_Entries shown_:

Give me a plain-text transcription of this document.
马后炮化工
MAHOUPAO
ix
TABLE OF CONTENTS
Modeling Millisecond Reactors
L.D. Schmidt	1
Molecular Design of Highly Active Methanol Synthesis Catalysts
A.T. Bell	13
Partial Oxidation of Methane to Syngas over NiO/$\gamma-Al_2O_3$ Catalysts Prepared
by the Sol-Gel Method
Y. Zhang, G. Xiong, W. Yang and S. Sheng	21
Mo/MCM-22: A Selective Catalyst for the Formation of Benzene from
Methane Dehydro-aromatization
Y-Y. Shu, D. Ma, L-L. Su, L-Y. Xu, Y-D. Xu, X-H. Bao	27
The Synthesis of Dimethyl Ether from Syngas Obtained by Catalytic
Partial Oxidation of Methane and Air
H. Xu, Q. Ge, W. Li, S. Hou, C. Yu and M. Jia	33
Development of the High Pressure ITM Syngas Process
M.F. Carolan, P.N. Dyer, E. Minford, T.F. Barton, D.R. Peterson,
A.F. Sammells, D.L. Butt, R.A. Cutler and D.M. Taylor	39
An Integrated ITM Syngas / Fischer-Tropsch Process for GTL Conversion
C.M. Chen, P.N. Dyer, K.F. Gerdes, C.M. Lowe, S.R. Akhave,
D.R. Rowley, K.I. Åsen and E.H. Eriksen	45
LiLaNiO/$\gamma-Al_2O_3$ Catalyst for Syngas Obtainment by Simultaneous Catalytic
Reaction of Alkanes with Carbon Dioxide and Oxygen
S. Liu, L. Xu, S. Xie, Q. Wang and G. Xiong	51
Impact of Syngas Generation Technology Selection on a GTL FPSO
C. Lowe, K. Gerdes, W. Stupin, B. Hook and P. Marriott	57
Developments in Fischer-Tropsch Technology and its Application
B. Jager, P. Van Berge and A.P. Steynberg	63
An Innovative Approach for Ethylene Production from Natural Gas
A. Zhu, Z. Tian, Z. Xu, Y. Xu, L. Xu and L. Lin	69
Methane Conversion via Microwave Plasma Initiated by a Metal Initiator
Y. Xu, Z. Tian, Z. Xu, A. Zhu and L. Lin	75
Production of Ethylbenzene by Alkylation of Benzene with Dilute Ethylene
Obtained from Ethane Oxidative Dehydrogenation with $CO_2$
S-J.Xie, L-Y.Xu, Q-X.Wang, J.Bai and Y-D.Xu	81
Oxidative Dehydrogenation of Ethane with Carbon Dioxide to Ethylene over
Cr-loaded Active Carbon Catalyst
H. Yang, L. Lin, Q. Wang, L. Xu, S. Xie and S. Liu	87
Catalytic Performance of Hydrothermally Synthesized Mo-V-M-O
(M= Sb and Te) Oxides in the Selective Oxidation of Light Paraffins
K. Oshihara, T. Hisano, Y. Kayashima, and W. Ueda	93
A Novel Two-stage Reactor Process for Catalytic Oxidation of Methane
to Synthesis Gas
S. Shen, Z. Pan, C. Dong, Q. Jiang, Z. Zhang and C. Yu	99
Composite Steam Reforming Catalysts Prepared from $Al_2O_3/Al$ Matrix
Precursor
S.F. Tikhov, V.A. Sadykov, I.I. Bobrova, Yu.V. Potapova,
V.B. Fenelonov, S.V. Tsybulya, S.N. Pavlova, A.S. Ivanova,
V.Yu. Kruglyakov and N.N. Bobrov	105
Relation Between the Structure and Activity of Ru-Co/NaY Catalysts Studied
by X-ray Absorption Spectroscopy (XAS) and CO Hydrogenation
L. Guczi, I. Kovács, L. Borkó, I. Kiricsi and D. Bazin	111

_Prompt_:
Search the entries for the string "with" and collect each line that has it.

_Solution to this problem_:
Reaction of Alkanes with Carbon Dioxide and Oxygen
Production of Ethylbenzene by Alkylation of Benzene with Dilute Ethylene
Obtained from Ethane Oxidative Dehydrogenation with $CO_2$
Oxidative Dehydrogenation of Ethane with Carbon Dioxide to Ethylene over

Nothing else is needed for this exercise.